■ **PROBLEM DETAILS**:
When the string "vergunning" occurs in a line of the records, show that line.

■ **GIVEN INFORMATION**:
——
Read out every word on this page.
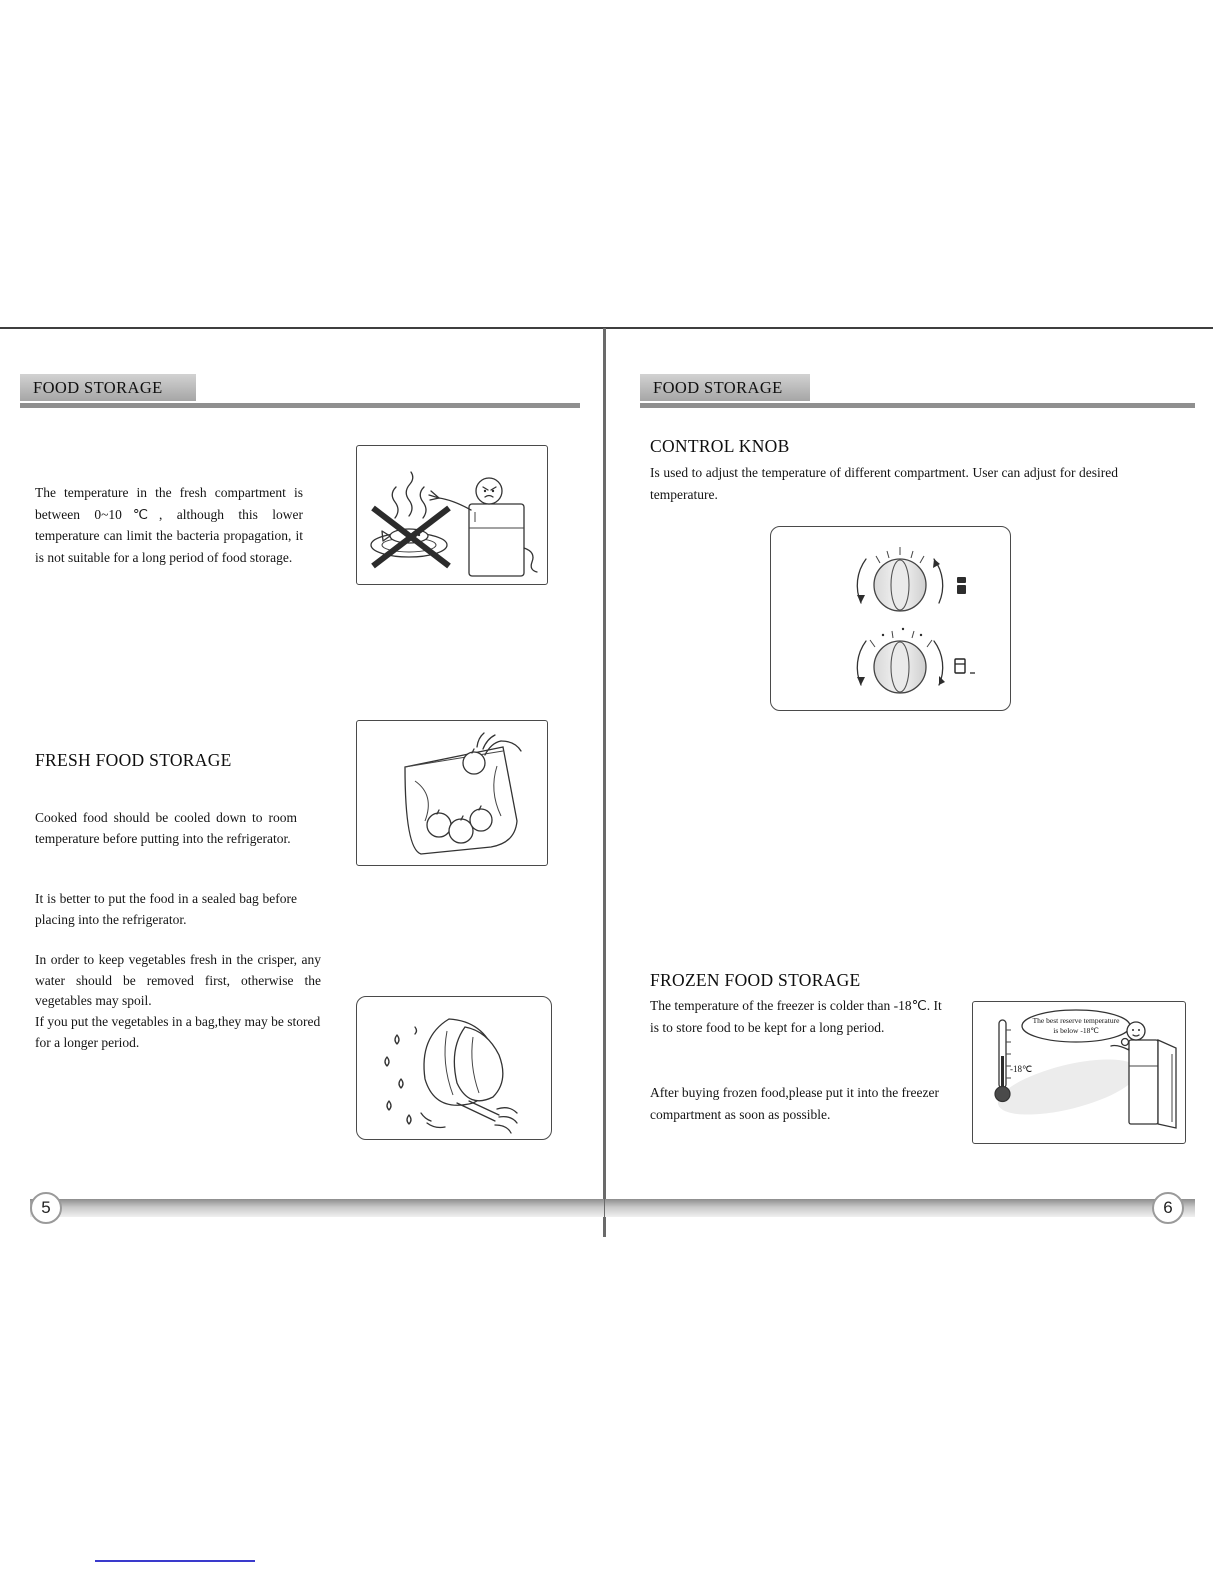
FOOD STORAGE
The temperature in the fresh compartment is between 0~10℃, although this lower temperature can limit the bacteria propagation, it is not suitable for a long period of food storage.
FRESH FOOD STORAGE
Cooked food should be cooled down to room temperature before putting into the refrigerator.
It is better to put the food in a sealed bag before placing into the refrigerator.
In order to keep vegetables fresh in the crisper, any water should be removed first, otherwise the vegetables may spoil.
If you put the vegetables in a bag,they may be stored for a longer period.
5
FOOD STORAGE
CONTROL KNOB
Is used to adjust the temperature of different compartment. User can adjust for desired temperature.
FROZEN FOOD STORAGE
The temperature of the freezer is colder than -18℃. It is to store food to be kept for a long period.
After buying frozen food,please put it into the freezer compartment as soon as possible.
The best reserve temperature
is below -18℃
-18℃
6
——
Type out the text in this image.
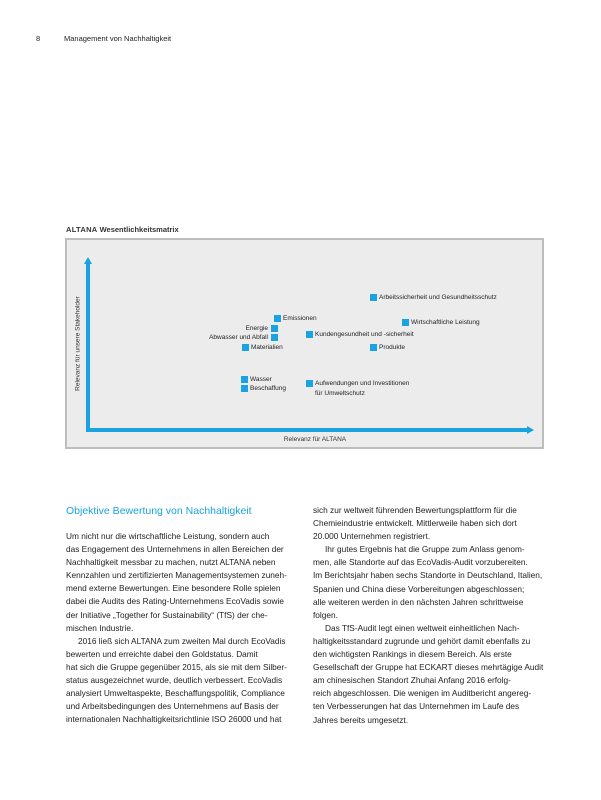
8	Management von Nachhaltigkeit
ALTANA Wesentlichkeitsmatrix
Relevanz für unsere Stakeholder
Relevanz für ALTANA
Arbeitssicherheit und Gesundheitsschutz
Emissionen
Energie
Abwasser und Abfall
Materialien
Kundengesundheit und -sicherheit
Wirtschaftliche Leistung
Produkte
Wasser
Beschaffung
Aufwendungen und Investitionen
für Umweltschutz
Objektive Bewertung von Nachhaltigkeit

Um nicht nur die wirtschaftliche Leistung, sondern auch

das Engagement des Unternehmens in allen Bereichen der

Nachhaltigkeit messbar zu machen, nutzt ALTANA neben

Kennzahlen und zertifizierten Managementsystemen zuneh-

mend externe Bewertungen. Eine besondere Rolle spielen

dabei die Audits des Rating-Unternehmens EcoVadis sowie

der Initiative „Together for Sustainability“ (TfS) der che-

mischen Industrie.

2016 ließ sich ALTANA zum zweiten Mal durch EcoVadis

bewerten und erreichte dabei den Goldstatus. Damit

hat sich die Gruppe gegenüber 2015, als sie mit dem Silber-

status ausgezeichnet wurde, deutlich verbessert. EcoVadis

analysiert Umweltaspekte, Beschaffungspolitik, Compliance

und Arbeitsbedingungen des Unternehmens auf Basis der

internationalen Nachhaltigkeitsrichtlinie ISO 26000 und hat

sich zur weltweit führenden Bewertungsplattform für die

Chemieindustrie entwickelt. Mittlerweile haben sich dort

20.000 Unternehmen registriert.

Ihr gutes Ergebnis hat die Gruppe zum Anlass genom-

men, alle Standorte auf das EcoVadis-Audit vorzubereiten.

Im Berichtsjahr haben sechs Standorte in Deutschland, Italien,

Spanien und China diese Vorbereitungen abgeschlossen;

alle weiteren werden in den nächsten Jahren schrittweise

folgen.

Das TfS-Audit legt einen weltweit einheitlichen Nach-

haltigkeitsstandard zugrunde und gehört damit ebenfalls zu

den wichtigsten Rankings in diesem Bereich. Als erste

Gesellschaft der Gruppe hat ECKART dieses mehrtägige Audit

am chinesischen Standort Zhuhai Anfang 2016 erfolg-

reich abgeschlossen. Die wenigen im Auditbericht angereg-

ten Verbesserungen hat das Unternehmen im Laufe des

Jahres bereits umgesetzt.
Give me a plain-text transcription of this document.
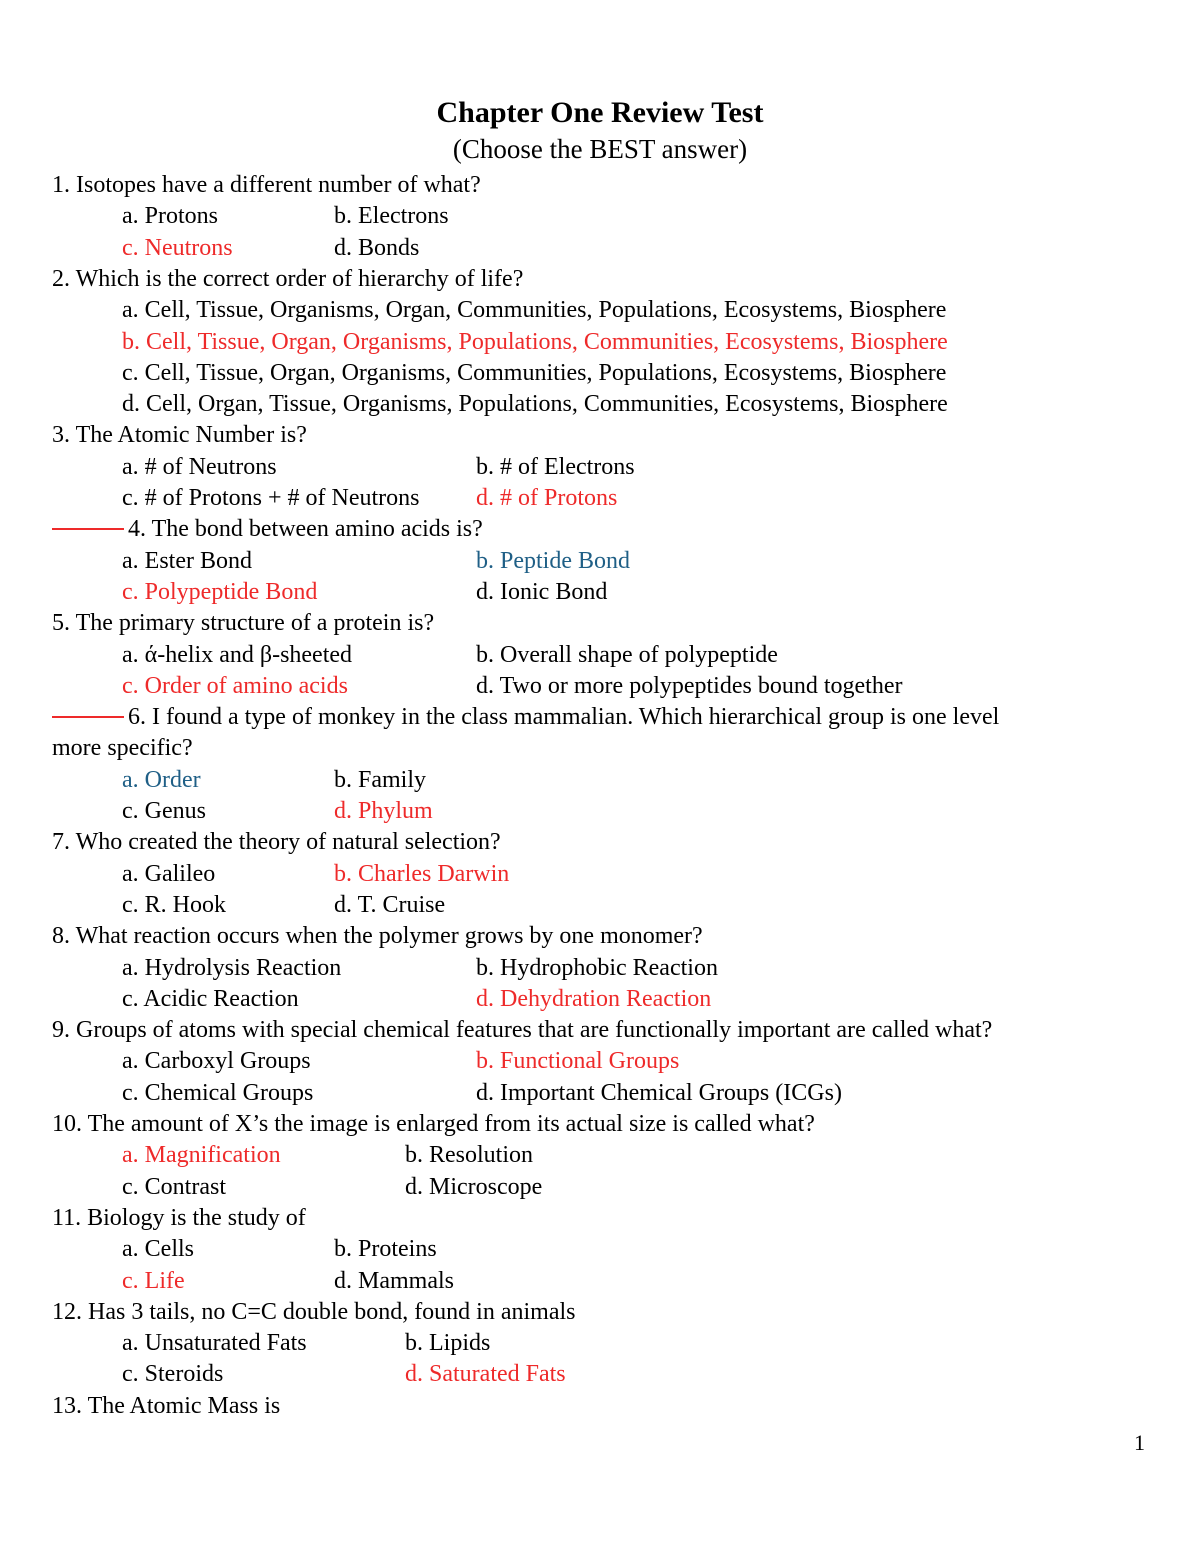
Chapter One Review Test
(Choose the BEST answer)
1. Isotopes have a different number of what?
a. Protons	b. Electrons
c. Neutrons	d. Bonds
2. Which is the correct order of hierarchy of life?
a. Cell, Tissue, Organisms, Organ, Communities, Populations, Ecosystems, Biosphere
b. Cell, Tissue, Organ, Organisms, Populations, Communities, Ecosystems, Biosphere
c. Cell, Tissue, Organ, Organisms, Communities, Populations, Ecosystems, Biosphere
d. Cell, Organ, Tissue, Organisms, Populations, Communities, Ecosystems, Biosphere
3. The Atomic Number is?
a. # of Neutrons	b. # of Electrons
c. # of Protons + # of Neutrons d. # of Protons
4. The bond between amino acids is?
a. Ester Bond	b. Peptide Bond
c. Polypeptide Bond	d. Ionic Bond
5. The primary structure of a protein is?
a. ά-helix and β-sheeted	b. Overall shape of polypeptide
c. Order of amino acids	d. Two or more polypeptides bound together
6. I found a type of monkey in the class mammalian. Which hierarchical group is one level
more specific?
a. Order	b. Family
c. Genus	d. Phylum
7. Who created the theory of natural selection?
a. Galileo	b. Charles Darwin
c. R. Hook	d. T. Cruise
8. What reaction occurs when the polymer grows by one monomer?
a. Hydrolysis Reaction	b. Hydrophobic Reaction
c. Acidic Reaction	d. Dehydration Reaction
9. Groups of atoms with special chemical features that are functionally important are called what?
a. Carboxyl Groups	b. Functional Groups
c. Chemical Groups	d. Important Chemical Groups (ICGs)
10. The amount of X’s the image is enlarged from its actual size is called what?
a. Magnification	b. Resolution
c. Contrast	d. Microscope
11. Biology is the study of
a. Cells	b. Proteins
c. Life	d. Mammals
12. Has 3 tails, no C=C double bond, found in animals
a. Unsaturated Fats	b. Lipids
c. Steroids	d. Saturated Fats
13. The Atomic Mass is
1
——
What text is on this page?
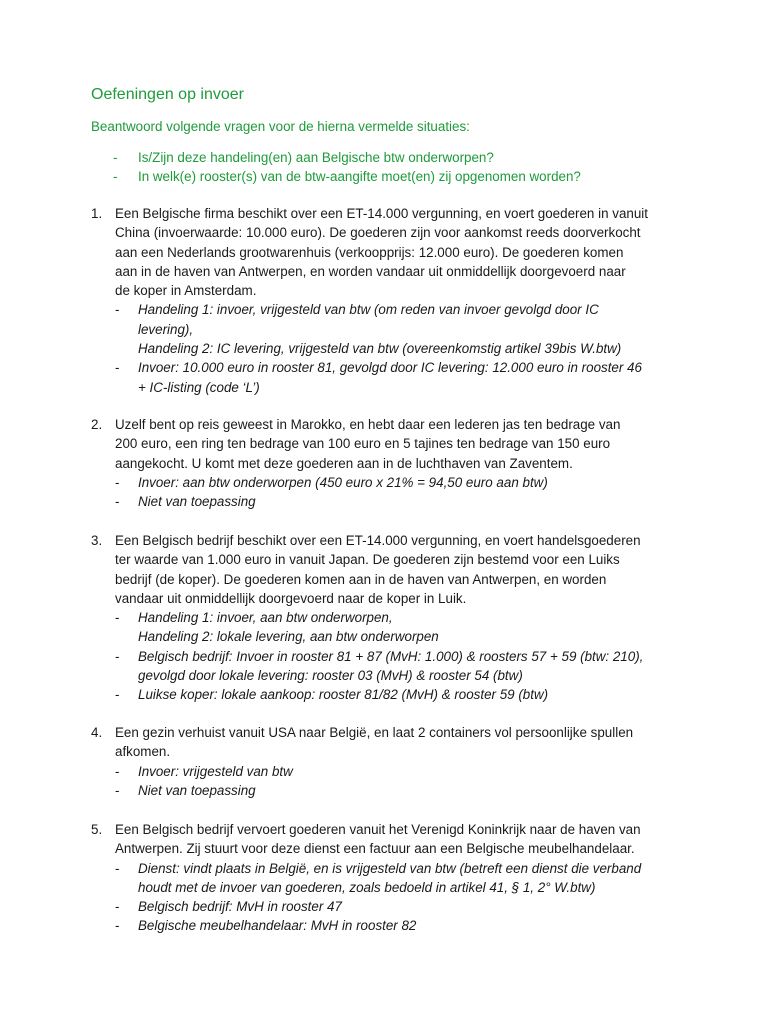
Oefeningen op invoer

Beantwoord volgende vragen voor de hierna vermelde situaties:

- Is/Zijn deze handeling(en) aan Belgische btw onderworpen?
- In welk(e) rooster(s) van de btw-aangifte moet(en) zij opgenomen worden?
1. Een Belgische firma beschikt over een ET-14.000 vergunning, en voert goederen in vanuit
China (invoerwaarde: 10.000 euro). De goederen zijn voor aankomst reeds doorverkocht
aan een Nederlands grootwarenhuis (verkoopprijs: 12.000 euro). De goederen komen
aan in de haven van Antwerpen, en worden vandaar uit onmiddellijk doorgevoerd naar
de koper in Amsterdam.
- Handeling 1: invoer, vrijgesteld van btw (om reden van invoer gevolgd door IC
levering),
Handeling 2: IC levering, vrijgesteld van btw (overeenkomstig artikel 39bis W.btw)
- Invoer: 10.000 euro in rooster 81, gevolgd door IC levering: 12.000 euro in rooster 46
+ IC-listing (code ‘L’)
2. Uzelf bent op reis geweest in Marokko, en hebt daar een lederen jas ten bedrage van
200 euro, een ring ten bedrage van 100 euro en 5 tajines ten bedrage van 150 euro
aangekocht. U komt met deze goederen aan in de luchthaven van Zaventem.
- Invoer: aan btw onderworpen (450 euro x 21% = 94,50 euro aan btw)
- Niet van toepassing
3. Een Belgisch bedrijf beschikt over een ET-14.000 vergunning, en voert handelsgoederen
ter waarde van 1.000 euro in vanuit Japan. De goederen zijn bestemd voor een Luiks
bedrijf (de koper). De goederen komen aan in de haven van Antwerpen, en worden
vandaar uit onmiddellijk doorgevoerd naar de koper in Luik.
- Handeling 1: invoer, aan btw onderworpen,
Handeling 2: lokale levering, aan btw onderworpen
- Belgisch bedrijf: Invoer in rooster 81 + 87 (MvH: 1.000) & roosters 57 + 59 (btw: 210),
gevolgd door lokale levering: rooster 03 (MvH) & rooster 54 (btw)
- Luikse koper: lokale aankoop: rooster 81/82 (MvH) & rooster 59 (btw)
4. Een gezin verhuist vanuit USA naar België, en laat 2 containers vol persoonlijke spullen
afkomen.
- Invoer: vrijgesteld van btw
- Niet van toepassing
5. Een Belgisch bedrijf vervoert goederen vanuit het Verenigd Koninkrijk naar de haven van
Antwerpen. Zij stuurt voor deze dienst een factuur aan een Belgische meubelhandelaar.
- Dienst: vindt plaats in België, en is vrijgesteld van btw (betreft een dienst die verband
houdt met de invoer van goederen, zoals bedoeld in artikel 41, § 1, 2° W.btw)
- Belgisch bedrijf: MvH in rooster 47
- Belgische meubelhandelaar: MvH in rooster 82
——
■ **OUTPUT FOR THIS EXERCISE**:
1. Een Belgische firma beschikt over een ET-14.000 vergunning, en voert goederen in vanuit
3. Een Belgisch bedrijf beschikt over een ET-14.000 vergunning, en voert handelsgoederen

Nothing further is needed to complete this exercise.